Given problem:
Output each line of the material exactly as it stands.

Data in this exercise:
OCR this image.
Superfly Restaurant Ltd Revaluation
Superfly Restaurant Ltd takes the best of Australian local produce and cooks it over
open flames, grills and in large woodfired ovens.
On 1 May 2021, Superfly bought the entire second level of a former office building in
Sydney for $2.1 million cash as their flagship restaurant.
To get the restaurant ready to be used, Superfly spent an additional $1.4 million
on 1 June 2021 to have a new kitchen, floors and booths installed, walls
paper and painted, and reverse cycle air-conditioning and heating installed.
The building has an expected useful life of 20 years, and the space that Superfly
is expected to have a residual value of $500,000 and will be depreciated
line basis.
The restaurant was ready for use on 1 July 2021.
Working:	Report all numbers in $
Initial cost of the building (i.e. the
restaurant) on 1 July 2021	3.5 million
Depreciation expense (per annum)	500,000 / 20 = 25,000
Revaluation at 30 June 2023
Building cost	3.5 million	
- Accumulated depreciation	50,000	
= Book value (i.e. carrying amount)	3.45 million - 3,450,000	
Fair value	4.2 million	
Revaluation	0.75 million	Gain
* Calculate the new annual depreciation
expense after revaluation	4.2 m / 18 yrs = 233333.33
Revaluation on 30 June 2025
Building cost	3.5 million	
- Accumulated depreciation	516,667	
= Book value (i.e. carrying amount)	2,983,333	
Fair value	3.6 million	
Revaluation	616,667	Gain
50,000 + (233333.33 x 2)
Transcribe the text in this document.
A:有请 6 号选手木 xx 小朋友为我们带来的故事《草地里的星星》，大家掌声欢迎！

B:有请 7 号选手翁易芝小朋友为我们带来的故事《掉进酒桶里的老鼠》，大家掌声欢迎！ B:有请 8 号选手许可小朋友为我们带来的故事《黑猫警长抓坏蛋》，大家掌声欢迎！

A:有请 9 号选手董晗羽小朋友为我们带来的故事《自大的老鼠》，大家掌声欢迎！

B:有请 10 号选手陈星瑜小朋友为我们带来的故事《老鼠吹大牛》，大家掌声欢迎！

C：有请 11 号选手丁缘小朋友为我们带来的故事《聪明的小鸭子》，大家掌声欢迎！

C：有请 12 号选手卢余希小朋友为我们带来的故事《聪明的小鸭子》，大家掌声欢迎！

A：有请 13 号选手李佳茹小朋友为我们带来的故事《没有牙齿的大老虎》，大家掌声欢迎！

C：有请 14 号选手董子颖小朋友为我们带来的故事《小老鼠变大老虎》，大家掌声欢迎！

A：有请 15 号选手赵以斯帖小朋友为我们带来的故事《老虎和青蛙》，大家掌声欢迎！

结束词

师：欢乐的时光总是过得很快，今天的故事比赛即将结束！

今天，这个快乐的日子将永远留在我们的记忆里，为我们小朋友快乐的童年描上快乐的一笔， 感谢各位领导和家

Final result:
OCR this image.
Superfly Restaurant Ltd Revaluation
Superfly Restaurant Ltd takes the best of Australian local produce and cooks it over
open flames, grills and in large woodfired ovens.
On 1 May 2021, Superfly bought the entire second level of a former office building in
Sydney for $2.1 million cash as their flagship restaurant.
To get the restaurant ready to be used, Superfly spent an additional $1.4 million
on 1 June 2021 to have a new kitchen, floors and booths installed, walls
paper and painted, and reverse cycle air-conditioning and heating installed.
The building has an expected useful life of 20 years, and the space that Superfly
is expected to have a residual value of $500,000 and will be depreciated
line basis.
The restaurant was ready for use on 1 July 2021.
Working:	Report all numbers in $
Initial cost of the building (i.e. the
restaurant) on 1 July 2021	3.5 million
Depreciation expense (per annum)	500,000 / 20 = 25,000
Revaluation at 30 June 2023
Building cost	3.5 million	
- Accumulated depreciation	50,000	
= Book value (i.e. carrying amount)	3.45 million - 3,450,000	
Fair value	4.2 million	
Revaluation	0.75 million	Gain
* Calculate the new annual depreciation
expense after revaluation	4.2 m / 18 yrs = 233333.33
Revaluation on 30 June 2025
Building cost	3.5 million	
- Accumulated depreciation	516,667	
= Book value (i.e. carrying amount)	2,983,333	
Fair value	3.6 million	
Revaluation	616,667	Gain
50,000 + (233333.33 x 2)
Transcribe the text in this document.
A:有请 6 号选手木 xx 小朋友为我们带来的故事《草地里的星星》，大家掌声欢迎！

B:有请 7 号选手翁易芝小朋友为我们带来的故事《掉进酒桶里的老鼠》，大家掌声欢迎！ B:有请 8 号选手许可小朋友为我们带来的故事《黑猫警长抓坏蛋》，大家掌声欢迎！

A:有请 9 号选手董晗羽小朋友为我们带来的故事《自大的老鼠》，大家掌声欢迎！

B:有请 10 号选手陈星瑜小朋友为我们带来的故事《老鼠吹大牛》，大家掌声欢迎！

C：有请 11 号选手丁缘小朋友为我们带来的故事《聪明的小鸭子》，大家掌声欢迎！

C：有请 12 号选手卢余希小朋友为我们带来的故事《聪明的小鸭子》，大家掌声欢迎！

A：有请 13 号选手李佳茹小朋友为我们带来的故事《没有牙齿的大老虎》，大家掌声欢迎！

C：有请 14 号选手董子颖小朋友为我们带来的故事《小老鼠变大老虎》，大家掌声欢迎！

A：有请 15 号选手赵以斯帖小朋友为我们带来的故事《老虎和青蛙》，大家掌声欢迎！

结束词

师：欢乐的时光总是过得很快，今天的故事比赛即将结束！

今天，这个快乐的日子将永远留在我们的记忆里，为我们小朋友快乐的童年描上快乐的一笔， 感谢各位领导和家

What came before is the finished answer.